Passage for review Start Marker

Personal information
- Full name: Eirik Ulland Andersen
- Date of birth: 21 September 1992 (age 33)
- Place of birth: Randers, Denmark
- Height: 1.81 m (5 ft 11 in)
- Position: Midfielder

Youth career
- 0000–2009: Vard Haugesund

Senior career*
- Years: Team / Apps / (Gls)
- 2010–2012: Haugesund / 10 / (0)
- 2012: → Vard Haugesund (loan) / 13 / (6)
- 2012–2013: Vard Haugesund / 20 / (5)
- 2013–2016: Hødd / 77 / (27)
- 2016–2018: Strømsgodset / 62 / (20)
- 2019–2023: Molde / 50 / (12)
- 2023–2025: Strømsgodset / 37 / (5)
- Total:  / 269 / (75)

= Eirik Ulland Andersen =

Norwegian footballer (born 1992)

Eirik Ulland Andersen (born 21 September 1992) is a former Norwegian professional footballer who played as a midfielder.

==Career==
===Early career===
Hailing from Haugesund, Andersen played for Vard Haugesund until he signed for FK Haugesund in 2010. He made his debut for Haugesund in Tippeligaen against Aalesund on 10 April 2011. Andersen played a total of 145 minutes in 10 matches for Haugesund in Tippeligaen in 2011, and scored five goals in three matches in the Norwegian Cup.

Andersen was loaned to his old club Vard Haugesund, playing in the 2. divisjon, until 31 July. On 1 August 2012, he joined Vard Haugesund on a permanent transfer. The club won promotion from the 2012 2. divisjon. He played for second-tier club Hødd from 2013 to 2016.

===Strømsgodset===
On 16 August 2016, he signed for Strømsgodset. He played 62 league games for the club and scored 20 goals.

Passage for review End Marker
Stored data Start Marker

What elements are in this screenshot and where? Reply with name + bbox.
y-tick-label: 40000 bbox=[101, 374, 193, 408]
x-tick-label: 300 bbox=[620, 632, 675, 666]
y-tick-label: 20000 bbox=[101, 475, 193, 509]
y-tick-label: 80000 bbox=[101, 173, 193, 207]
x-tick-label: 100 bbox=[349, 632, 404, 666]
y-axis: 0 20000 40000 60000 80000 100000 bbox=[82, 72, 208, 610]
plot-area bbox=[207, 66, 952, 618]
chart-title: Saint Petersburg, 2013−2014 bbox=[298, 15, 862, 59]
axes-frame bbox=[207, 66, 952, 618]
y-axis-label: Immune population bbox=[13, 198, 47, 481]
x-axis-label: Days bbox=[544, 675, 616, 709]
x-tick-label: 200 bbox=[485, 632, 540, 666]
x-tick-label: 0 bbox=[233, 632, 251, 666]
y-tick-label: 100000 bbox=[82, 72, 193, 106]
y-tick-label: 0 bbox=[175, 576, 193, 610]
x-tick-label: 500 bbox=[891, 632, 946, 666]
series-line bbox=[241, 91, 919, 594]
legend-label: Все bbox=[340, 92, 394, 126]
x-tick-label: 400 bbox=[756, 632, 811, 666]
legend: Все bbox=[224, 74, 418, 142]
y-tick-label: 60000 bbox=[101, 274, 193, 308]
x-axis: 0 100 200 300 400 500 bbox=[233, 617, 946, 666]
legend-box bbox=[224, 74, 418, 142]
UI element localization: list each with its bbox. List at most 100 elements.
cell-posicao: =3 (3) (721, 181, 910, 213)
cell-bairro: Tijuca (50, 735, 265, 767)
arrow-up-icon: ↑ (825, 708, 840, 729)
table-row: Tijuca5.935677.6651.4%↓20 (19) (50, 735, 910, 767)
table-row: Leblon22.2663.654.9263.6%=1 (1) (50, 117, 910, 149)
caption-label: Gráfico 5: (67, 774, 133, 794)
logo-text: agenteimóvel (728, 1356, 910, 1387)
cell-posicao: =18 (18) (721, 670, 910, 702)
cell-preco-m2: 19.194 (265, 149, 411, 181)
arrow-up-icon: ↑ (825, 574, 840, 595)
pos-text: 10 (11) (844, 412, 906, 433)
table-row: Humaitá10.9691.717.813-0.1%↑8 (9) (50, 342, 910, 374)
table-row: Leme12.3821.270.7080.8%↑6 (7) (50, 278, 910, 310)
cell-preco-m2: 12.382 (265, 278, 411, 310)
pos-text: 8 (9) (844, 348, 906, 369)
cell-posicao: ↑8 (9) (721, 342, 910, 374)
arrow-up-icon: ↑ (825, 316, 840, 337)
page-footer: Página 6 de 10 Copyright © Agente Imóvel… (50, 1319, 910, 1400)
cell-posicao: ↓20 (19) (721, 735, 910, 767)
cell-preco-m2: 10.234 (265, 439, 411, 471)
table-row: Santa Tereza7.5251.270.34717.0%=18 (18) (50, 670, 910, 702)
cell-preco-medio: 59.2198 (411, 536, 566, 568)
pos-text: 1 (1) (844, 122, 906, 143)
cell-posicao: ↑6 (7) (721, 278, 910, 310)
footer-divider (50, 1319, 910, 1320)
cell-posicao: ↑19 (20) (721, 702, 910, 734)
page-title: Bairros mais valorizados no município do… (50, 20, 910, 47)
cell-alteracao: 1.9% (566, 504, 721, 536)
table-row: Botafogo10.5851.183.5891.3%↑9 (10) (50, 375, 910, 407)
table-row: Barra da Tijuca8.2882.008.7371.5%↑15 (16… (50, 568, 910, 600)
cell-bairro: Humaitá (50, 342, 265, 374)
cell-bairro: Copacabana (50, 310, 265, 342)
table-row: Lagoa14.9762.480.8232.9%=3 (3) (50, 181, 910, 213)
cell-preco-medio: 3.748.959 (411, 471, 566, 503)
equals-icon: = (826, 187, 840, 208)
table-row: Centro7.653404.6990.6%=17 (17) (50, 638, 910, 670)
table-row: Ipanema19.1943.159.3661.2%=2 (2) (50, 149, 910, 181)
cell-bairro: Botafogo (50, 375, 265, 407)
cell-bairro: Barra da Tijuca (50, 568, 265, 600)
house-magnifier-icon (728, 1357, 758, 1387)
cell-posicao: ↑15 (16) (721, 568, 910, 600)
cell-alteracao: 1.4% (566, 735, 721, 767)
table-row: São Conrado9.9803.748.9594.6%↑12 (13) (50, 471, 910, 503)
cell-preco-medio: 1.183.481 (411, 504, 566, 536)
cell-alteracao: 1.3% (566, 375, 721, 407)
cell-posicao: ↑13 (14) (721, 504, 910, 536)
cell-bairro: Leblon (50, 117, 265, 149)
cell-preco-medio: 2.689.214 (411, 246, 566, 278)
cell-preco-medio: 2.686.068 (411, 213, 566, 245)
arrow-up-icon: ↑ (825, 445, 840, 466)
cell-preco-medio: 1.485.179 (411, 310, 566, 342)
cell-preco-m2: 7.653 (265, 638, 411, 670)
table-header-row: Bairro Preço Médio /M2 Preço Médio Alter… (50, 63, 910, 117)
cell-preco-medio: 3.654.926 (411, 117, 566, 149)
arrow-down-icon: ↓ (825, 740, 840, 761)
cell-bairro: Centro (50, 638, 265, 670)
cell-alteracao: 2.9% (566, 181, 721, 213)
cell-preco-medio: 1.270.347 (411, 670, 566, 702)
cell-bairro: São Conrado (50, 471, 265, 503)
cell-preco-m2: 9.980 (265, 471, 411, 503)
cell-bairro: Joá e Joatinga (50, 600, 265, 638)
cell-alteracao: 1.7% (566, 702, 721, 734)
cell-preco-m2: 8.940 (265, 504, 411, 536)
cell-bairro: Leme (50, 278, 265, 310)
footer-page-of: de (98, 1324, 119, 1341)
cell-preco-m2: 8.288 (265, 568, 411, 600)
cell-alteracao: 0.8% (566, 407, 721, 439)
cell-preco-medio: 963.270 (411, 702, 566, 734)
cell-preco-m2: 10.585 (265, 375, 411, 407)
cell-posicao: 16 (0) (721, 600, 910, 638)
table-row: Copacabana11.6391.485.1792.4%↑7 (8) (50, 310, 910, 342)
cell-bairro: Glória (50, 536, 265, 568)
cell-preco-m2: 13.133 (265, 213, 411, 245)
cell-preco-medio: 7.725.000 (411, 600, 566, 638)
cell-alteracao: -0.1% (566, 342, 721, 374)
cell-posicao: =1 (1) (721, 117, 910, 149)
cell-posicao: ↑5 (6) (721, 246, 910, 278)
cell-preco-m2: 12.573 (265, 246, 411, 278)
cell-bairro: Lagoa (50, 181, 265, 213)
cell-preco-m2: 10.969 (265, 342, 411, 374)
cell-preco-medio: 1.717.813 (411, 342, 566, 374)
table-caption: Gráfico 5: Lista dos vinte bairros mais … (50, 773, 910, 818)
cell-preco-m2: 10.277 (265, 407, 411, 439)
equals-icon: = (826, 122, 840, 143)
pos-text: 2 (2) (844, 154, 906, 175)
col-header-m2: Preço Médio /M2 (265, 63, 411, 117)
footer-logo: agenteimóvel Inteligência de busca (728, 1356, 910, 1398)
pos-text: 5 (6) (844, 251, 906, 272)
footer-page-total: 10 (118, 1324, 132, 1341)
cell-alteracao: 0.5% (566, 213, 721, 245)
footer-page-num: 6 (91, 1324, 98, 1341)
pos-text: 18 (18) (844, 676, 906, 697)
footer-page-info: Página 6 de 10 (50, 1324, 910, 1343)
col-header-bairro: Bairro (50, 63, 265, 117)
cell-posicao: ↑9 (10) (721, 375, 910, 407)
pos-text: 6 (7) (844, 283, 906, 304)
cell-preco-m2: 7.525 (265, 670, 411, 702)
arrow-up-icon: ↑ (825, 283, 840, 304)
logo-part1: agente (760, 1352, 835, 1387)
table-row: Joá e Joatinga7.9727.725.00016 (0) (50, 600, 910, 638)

Stored data End Marker

According to the footballer profile, which team did Andersen face in his Tippeligaen debut for Haugesund?

■ **Answer to this problem**: Aalesund, on 10 April 2011.